= THE TASK =
Every line below that includes "this" counts toward the total. Report that total alone.

= RECORDS =
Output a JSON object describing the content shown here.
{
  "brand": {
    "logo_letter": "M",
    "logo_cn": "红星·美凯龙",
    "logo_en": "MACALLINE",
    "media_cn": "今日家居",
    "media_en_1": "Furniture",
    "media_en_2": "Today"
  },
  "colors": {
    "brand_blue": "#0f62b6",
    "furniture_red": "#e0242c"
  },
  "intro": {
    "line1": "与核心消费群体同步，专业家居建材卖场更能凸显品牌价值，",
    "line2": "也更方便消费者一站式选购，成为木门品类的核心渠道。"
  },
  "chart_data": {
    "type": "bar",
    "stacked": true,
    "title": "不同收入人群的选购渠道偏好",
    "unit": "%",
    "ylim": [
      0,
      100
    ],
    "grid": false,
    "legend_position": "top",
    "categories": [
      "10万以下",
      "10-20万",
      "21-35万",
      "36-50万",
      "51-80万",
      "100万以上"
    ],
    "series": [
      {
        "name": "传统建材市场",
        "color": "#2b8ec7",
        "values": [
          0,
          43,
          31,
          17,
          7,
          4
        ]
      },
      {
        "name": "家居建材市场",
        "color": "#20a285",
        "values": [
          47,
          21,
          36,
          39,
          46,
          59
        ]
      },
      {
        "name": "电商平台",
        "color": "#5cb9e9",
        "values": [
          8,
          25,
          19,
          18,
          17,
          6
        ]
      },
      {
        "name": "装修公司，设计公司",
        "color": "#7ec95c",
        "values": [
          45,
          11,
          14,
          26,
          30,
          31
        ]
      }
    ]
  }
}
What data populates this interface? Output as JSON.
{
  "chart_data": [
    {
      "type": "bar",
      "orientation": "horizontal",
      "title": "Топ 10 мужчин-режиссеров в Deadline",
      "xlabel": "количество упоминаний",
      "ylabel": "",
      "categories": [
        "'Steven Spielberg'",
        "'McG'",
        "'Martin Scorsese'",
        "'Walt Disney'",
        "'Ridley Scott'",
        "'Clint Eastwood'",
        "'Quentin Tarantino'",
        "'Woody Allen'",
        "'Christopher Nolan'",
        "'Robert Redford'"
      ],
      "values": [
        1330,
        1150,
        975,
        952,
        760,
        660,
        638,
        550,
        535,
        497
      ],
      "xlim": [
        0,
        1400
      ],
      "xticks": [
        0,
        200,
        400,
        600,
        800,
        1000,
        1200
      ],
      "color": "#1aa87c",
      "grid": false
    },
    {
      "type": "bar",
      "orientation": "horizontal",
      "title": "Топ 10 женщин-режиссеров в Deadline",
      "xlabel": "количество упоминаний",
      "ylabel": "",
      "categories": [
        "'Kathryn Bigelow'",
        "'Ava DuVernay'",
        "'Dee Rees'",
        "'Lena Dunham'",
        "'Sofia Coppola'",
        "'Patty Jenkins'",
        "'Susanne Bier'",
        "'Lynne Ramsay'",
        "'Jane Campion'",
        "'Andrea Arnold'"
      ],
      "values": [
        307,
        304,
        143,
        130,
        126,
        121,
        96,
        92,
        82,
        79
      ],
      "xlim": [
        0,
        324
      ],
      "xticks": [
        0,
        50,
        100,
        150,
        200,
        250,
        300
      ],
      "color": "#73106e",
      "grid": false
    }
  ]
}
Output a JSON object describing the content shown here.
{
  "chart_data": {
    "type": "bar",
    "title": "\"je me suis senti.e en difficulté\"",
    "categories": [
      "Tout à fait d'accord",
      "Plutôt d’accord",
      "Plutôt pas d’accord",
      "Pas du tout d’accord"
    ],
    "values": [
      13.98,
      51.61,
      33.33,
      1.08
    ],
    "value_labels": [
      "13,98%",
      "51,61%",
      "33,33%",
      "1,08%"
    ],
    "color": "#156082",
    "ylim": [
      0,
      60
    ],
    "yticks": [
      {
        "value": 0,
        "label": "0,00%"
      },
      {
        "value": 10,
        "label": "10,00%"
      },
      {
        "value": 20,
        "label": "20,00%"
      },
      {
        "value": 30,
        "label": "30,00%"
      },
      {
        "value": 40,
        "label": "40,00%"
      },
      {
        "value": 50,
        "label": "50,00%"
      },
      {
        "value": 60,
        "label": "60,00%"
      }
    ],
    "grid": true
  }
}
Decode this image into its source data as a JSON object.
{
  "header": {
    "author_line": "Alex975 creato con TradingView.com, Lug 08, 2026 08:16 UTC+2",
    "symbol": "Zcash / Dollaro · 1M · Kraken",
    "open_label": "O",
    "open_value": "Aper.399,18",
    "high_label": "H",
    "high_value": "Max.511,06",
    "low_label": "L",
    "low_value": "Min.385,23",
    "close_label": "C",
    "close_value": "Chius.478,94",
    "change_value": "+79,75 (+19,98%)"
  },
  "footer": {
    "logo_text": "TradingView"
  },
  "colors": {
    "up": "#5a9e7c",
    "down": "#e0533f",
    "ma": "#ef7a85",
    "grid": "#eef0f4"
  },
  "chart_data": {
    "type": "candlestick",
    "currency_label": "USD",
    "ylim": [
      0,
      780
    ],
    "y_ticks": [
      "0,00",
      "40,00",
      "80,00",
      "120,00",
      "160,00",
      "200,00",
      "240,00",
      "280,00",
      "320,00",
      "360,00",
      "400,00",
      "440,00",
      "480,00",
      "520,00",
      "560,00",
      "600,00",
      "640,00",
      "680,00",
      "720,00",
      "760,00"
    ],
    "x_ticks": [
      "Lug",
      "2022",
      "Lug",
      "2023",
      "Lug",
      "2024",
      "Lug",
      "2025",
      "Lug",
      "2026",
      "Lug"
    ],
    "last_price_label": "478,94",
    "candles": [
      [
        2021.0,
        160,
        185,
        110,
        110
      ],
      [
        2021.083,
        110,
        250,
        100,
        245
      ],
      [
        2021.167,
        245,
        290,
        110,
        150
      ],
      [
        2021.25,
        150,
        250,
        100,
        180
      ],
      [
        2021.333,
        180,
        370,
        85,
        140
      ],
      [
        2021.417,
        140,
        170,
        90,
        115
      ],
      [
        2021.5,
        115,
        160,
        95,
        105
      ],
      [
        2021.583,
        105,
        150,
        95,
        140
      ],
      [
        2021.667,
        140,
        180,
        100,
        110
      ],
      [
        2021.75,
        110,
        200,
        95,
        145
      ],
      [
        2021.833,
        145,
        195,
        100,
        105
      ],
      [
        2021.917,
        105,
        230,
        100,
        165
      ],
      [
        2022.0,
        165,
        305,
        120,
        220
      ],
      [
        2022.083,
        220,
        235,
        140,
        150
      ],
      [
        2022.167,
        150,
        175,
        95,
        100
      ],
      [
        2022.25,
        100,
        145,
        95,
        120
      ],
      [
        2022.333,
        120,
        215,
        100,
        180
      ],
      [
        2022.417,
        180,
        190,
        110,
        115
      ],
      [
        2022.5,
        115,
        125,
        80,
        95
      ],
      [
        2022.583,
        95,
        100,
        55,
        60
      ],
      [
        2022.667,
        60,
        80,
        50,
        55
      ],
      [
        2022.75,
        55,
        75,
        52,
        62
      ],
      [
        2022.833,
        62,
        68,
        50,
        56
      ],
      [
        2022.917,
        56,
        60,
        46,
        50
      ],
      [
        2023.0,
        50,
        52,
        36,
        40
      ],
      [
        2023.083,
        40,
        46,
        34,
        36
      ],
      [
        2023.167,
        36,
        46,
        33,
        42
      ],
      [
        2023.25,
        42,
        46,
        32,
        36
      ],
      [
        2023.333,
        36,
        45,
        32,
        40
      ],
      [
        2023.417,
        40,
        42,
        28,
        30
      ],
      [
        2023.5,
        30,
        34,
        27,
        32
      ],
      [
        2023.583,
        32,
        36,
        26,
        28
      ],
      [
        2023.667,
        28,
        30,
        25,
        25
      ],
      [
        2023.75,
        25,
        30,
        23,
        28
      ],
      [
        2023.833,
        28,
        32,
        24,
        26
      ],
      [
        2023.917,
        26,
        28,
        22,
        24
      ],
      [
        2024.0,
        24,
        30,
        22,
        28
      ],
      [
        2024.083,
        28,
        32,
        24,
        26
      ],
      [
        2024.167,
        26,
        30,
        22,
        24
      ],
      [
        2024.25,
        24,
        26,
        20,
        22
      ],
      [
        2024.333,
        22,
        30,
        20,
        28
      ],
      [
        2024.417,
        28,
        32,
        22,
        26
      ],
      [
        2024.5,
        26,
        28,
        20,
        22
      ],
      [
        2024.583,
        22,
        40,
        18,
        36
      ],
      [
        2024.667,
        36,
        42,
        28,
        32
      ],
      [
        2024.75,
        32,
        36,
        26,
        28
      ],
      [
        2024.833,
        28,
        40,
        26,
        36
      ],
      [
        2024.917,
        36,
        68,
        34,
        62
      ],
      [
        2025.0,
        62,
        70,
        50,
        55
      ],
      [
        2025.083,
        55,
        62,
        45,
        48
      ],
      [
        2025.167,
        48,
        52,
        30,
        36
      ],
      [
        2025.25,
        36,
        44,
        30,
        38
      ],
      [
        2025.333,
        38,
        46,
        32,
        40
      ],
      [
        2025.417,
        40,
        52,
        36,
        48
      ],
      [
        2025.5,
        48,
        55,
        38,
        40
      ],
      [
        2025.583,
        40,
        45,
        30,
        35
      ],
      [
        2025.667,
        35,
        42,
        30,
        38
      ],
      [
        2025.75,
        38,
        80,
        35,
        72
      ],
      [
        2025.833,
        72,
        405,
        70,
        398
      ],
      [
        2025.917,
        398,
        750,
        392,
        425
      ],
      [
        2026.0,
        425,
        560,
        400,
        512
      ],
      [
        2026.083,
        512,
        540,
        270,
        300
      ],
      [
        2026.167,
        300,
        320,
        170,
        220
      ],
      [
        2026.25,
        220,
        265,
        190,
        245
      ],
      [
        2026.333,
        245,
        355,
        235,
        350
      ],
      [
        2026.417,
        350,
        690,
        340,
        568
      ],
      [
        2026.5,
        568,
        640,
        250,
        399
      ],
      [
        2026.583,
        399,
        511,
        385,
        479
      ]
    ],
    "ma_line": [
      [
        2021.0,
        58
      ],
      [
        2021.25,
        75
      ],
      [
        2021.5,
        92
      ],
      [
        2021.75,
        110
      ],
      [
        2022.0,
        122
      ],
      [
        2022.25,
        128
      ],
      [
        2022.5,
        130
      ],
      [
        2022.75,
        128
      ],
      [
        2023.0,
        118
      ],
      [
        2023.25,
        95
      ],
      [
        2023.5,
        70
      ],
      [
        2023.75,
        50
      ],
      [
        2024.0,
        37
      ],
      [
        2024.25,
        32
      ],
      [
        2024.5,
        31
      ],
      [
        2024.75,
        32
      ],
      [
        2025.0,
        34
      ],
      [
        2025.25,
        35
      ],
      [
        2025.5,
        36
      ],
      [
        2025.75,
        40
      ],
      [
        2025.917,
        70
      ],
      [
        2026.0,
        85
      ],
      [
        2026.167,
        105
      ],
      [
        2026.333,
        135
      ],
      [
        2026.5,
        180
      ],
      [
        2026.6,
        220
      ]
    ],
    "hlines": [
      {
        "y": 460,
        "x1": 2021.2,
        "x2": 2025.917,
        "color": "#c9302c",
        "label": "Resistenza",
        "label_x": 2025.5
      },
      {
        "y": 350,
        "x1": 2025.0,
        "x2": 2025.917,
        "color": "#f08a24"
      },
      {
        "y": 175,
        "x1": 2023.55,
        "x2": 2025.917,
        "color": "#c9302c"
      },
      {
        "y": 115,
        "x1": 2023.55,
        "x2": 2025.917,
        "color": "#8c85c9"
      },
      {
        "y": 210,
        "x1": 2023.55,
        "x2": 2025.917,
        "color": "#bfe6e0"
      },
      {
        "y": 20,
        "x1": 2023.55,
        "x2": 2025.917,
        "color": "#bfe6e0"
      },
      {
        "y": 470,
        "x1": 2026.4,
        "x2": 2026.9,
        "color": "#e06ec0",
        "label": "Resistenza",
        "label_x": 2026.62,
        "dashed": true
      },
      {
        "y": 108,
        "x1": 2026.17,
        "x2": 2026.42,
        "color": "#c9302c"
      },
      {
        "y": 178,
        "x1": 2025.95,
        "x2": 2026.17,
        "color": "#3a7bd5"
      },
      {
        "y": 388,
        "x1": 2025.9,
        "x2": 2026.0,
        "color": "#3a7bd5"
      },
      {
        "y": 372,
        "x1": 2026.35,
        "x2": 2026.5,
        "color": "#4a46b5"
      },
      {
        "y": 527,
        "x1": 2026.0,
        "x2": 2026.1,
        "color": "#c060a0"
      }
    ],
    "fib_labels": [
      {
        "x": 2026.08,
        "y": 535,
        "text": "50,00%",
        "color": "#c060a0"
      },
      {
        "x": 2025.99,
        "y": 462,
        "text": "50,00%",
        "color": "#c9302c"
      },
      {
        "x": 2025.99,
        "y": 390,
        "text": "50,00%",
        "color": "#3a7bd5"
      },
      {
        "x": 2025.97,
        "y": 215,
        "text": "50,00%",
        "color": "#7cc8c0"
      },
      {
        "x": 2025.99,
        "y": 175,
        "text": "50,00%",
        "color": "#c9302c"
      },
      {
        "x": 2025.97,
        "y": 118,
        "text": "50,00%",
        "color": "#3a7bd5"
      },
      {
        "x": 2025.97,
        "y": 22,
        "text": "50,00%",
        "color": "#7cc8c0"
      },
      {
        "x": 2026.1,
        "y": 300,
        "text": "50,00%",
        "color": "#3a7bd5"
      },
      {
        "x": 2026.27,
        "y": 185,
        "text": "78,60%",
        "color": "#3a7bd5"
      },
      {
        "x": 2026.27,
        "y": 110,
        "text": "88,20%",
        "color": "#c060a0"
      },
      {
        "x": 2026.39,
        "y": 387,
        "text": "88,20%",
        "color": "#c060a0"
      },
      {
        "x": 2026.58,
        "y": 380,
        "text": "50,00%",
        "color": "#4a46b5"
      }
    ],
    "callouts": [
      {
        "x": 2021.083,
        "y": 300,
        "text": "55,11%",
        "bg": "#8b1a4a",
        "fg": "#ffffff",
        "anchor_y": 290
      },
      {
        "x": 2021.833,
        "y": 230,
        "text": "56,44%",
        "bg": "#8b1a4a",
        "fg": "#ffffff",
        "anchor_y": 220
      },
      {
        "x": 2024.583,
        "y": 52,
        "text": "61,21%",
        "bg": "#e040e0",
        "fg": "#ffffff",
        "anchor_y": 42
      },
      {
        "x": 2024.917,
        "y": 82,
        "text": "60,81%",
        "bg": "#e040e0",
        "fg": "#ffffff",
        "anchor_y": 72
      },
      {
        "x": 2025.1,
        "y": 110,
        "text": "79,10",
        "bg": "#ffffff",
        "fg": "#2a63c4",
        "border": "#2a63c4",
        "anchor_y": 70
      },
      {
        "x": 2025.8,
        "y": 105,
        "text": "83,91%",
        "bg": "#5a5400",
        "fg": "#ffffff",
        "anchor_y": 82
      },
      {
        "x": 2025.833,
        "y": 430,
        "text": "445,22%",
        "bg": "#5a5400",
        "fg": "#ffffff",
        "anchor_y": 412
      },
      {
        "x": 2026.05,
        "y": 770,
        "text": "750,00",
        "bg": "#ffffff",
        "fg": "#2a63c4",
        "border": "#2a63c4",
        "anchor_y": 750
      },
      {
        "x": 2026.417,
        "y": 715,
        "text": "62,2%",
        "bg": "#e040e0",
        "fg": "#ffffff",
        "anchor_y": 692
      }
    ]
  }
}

= RESULT OF THE TASK =
2